▸ Set problem
The records that follow are to be repeated exactly, with the pictures removed.

▸ Records provided
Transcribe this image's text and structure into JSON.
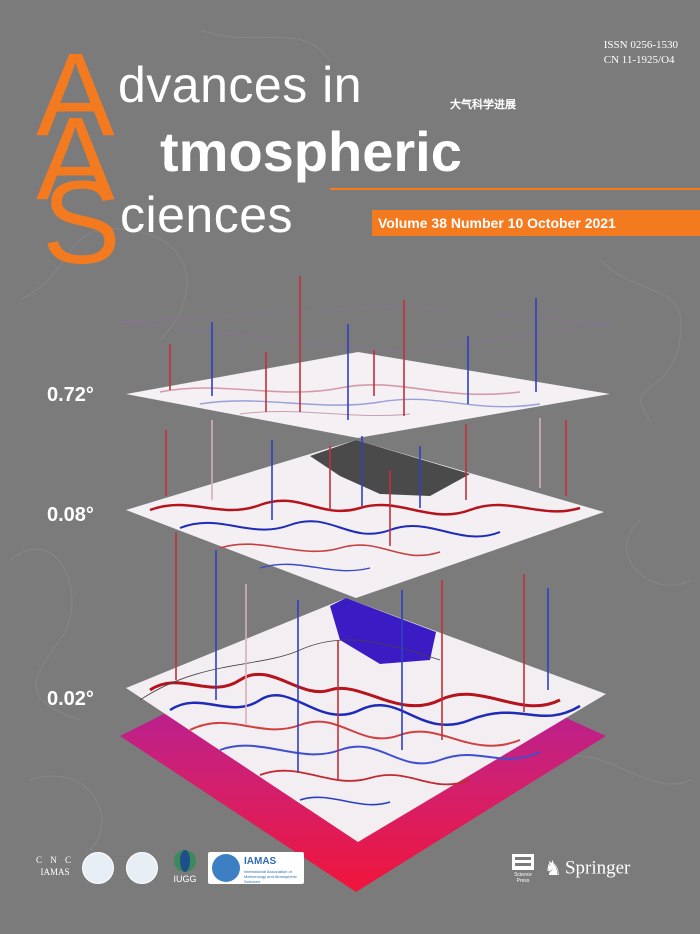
{
  "issn": {
    "line1": "ISSN 0256-1530",
    "line2": "CN  11-1925/O4"
  },
  "title": {
    "letter_a1": "A",
    "word1": "dvances in",
    "letter_a2": "A",
    "word2": "tmospheric",
    "letter_s": "S",
    "word3": "ciences",
    "chinese": "大气科学进展"
  },
  "issue": {
    "text": "Volume 38 Number 10  October 2021"
  },
  "resolutions": {
    "layer1": "0.72°",
    "layer2": "0.08°",
    "layer3": "0.02°"
  },
  "logos": {
    "cnc_line1": "C N C",
    "cnc_line2": "IAMAS",
    "iugg": "IUGG",
    "iamas_word": "IAMAS",
    "iamas_sub": "International Association of Meteorology and Atmospheric Sciences",
    "science_press": "Science Press",
    "springer": "Springer"
  },
  "colors": {
    "background": "#7b7b7b",
    "accent": "#f47a20",
    "text": "#ffffff"
  }
}
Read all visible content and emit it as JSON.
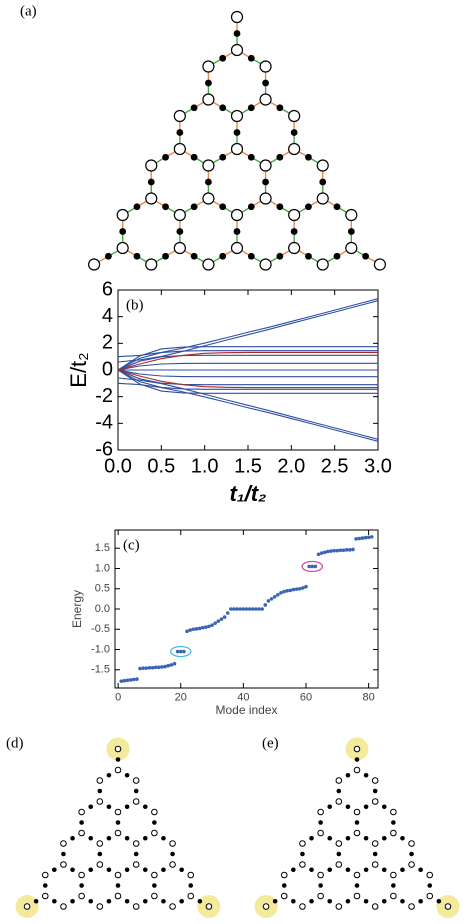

▸ Answer to this task
Transcribe this image's text and structure into JSON.
{
  "issn": {
    "line1": "ISSN 0256-1530",
    "line2": "CN  11-1925/O4"
  },
  "title": {
    "letter_a1": "A",
    "word1": "dvances in",
    "letter_a2": "A",
    "word2": "tmospheric",
    "letter_s": "S",
    "word3": "ciences",
    "chinese": "大气科学进展"
  },
  "issue": {
    "text": "Volume 38 Number 10  October 2021"
  },
  "resolutions": {
    "layer1": "0.72°",
    "layer2": "0.08°",
    "layer3": "0.02°"
  },
  "logos": {
    "cnc_line1": "C N C",
    "cnc_line2": "IAMAS",
    "iugg": "IUGG",
    "iamas_word": "IAMAS",
    "iamas_sub": "International Association of Meteorology and Atmospheric Sciences",
    "science_press": "Science Press",
    "springer": "Springer"
  },
  "colors": {
    "background": "#7b7b7b",
    "accent": "#f47a20",
    "text": "#ffffff"
  }
}
Read all visible content and emit it as JSON.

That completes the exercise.